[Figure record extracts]
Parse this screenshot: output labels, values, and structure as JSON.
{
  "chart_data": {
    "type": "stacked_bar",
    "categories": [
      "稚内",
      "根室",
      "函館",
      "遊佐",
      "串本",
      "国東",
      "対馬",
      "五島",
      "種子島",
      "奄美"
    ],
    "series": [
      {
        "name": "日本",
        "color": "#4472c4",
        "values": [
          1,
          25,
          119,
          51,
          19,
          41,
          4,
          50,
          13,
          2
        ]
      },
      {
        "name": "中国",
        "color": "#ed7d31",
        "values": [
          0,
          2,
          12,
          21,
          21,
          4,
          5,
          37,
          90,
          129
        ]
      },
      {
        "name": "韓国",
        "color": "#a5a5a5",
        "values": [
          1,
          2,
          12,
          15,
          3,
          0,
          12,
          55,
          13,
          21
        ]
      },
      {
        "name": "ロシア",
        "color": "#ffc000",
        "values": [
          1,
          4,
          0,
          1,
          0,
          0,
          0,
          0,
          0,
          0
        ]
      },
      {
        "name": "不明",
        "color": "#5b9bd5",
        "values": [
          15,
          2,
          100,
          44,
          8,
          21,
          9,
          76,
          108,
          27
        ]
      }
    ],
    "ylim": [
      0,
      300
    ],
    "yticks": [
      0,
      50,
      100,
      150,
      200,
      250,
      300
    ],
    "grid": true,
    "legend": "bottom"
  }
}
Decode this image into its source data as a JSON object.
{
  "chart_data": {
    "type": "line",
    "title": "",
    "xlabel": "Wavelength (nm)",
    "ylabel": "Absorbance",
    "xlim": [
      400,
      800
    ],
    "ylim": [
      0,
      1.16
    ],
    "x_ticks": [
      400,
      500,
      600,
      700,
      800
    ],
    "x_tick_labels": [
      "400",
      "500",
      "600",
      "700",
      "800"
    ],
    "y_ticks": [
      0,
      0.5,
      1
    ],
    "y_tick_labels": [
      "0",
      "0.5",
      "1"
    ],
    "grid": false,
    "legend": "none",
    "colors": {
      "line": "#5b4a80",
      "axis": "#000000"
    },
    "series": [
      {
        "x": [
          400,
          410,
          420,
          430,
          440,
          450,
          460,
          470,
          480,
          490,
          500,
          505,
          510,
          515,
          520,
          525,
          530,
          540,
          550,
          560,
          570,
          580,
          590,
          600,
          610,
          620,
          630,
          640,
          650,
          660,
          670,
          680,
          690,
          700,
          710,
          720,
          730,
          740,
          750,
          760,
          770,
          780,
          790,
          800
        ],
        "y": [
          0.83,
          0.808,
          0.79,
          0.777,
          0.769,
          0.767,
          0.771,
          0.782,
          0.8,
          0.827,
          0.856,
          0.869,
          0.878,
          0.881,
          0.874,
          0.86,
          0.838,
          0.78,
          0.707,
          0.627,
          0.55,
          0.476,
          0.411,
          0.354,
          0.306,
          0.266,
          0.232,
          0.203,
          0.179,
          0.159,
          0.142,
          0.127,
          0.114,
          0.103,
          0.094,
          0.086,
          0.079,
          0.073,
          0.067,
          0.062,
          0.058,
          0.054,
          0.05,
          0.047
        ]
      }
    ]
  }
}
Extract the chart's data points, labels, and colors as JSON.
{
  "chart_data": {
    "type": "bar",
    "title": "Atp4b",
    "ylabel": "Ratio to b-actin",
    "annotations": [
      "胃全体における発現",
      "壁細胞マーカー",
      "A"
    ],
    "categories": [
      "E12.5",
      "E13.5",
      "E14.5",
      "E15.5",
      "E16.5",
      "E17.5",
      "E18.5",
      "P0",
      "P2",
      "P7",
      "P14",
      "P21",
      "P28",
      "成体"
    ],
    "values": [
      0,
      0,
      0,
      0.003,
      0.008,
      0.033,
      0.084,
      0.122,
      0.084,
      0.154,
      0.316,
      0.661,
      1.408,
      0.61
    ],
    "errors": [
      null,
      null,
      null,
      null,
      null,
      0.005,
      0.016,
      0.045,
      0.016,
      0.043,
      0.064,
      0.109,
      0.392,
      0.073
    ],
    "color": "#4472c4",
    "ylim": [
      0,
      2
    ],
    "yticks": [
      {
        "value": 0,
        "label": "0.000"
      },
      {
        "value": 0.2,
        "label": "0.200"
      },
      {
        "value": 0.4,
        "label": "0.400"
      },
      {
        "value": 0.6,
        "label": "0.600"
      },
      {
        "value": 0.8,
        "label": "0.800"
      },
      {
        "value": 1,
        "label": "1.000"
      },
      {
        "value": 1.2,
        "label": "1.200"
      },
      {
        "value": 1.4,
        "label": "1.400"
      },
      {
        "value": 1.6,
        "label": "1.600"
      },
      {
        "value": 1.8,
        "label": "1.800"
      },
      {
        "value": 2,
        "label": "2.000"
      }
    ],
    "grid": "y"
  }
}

_PROBLEM STATEMENT_: Copy every line of the data that holds the string "this".

_TASK RESULT_:
Parse this screenshot: output labels, values, and structure as JSON.
Decode this image into its source data as a JSON object.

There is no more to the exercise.